### Task goal
Say how many lines include the word "محمد", using only a number.

···

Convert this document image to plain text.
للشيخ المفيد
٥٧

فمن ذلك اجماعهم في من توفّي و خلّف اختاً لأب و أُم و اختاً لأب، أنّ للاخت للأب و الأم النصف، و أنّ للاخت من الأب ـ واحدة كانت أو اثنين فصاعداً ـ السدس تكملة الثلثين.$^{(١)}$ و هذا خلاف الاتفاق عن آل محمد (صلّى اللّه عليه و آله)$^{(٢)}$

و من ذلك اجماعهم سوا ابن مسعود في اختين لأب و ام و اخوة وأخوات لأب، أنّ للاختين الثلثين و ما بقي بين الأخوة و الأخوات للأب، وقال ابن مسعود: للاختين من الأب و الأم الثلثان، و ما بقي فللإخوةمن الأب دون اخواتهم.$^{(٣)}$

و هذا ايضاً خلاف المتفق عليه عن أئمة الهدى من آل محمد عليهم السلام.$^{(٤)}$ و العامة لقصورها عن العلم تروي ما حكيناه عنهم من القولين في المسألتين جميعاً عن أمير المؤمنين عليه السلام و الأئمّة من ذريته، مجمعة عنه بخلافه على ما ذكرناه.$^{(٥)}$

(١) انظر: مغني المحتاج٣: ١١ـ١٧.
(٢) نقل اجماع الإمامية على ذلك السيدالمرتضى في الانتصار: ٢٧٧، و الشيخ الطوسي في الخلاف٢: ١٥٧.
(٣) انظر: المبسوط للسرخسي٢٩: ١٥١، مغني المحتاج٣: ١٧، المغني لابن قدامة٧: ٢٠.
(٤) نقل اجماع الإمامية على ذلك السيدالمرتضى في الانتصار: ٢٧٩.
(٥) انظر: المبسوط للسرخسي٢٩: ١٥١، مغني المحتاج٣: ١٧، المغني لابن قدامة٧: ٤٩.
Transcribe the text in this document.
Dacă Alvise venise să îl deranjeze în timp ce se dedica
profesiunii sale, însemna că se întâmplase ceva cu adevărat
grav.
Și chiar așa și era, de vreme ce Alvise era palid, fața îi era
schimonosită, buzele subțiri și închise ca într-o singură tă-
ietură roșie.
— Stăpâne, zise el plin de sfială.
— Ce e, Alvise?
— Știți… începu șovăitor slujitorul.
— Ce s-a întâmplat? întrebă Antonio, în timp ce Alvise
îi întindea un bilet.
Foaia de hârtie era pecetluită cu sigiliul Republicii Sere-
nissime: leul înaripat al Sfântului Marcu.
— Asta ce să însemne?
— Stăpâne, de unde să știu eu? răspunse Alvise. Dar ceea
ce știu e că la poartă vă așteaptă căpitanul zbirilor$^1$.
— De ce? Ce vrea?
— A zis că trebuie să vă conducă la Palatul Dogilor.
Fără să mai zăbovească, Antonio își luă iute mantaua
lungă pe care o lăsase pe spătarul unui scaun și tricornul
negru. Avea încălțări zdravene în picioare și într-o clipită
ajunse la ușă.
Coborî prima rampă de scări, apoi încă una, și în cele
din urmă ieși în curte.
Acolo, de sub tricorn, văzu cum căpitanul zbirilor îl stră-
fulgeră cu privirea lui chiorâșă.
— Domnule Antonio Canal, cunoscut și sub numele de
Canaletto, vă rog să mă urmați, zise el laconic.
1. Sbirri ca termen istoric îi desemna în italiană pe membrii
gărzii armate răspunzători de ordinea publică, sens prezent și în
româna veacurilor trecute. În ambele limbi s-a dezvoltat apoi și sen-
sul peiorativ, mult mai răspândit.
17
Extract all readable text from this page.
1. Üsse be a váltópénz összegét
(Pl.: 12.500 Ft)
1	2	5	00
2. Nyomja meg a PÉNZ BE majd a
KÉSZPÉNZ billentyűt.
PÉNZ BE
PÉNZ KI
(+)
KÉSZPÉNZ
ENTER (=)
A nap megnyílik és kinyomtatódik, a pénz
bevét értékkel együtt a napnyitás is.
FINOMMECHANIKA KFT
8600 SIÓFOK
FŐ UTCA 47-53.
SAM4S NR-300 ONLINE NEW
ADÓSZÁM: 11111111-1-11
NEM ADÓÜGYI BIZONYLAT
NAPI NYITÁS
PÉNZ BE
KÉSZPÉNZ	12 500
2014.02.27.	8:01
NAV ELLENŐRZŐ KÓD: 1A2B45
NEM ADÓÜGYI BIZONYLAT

···

### Exercise result
2